**EXERCISE DESCRIPTION:**
Search the material for the string "screenshot" and copy each line where it occurs.

>>>

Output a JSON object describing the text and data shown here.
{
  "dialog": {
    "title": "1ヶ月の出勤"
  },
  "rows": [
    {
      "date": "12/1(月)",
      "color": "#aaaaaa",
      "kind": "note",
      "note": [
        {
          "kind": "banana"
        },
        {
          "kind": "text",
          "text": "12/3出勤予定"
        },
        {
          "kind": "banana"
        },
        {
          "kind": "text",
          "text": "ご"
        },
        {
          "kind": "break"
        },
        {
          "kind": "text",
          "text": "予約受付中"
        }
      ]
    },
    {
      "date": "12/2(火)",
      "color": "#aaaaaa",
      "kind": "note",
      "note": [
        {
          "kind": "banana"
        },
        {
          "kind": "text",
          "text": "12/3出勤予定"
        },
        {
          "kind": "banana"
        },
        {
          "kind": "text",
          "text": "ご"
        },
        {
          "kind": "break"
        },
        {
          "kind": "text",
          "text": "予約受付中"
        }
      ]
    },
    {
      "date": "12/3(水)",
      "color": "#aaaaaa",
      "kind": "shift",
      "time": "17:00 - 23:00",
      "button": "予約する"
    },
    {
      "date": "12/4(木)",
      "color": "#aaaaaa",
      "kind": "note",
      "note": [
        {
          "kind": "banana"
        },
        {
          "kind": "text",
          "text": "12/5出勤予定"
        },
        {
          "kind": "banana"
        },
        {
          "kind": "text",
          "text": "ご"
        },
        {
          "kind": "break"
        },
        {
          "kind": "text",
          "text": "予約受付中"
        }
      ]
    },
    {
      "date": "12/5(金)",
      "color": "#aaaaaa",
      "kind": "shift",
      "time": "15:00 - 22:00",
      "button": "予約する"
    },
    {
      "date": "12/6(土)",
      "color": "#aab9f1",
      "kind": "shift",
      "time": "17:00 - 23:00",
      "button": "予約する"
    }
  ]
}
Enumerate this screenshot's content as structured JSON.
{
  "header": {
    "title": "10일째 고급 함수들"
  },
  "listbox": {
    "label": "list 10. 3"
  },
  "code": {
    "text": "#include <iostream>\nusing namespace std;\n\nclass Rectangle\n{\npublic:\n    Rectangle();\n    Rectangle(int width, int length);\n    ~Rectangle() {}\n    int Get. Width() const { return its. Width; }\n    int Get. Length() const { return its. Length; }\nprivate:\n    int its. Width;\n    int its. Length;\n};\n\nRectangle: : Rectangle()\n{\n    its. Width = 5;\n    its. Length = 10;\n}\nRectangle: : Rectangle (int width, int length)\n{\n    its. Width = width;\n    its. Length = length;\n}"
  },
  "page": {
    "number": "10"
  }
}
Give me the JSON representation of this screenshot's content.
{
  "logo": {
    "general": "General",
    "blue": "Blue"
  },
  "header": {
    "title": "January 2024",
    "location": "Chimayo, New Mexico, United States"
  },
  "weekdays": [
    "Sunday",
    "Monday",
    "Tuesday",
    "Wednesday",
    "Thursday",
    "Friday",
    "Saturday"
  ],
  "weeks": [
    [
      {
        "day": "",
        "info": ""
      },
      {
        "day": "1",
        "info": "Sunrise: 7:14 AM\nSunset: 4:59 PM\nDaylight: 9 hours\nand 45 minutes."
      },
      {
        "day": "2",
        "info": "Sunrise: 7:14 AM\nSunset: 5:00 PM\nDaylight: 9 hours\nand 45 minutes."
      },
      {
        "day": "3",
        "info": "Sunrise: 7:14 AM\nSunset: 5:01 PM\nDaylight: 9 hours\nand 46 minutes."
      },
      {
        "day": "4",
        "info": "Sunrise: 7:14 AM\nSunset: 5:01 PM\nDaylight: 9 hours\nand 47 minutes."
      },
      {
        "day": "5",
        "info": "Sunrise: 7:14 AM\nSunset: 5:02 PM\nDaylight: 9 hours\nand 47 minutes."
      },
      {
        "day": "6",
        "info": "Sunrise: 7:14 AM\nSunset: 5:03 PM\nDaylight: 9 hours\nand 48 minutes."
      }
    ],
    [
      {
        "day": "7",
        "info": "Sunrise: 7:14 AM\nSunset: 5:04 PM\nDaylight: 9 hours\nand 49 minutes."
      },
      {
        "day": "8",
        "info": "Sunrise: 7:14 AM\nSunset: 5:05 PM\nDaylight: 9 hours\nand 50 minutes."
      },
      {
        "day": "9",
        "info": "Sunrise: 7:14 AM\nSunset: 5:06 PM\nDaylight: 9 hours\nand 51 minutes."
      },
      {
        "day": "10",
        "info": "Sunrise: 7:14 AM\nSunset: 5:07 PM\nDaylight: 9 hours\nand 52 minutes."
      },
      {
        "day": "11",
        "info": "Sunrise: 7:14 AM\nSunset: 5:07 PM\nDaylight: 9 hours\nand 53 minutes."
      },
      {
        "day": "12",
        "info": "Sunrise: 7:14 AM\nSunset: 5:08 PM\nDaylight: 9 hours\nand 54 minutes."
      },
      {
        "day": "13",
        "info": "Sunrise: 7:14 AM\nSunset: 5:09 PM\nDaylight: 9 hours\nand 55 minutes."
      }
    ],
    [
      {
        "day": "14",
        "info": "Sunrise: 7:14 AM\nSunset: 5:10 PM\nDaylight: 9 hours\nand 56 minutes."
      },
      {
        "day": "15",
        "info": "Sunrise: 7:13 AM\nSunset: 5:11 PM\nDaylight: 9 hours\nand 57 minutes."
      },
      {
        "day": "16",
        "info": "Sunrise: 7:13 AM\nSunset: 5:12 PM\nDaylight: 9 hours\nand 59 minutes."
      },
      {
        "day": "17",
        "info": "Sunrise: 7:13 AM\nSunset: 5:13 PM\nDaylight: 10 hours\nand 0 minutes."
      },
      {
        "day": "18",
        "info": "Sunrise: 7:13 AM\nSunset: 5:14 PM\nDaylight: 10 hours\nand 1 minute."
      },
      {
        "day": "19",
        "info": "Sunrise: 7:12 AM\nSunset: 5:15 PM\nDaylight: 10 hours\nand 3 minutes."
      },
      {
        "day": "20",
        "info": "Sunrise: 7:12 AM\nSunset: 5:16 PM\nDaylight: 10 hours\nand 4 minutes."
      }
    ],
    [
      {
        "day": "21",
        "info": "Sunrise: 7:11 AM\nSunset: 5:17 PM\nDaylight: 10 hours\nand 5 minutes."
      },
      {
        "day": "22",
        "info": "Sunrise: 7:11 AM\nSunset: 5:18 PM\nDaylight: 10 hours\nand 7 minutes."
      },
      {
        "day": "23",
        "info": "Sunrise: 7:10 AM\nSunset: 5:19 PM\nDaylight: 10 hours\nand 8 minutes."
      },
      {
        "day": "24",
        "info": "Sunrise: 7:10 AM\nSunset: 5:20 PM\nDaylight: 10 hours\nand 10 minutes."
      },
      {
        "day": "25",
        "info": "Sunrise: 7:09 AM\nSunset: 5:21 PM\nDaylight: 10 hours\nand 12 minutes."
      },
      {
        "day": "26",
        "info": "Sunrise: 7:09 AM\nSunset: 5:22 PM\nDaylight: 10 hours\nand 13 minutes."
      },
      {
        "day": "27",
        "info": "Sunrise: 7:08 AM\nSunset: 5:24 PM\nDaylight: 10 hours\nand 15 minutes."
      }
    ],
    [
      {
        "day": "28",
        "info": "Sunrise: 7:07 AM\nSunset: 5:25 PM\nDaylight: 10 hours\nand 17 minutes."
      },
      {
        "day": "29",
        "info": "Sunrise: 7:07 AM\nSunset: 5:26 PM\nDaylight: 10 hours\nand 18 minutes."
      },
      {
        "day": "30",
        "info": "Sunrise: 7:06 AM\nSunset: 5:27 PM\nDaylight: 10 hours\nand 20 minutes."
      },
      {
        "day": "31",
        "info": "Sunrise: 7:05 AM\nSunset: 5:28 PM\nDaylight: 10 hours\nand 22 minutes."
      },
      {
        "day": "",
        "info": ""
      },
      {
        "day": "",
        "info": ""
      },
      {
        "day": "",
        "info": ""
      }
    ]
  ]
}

<<<

**EXERCISE RESULT:**
Enumerate this screenshot's content as structured JSON.
Give me the JSON representation of this screenshot's content.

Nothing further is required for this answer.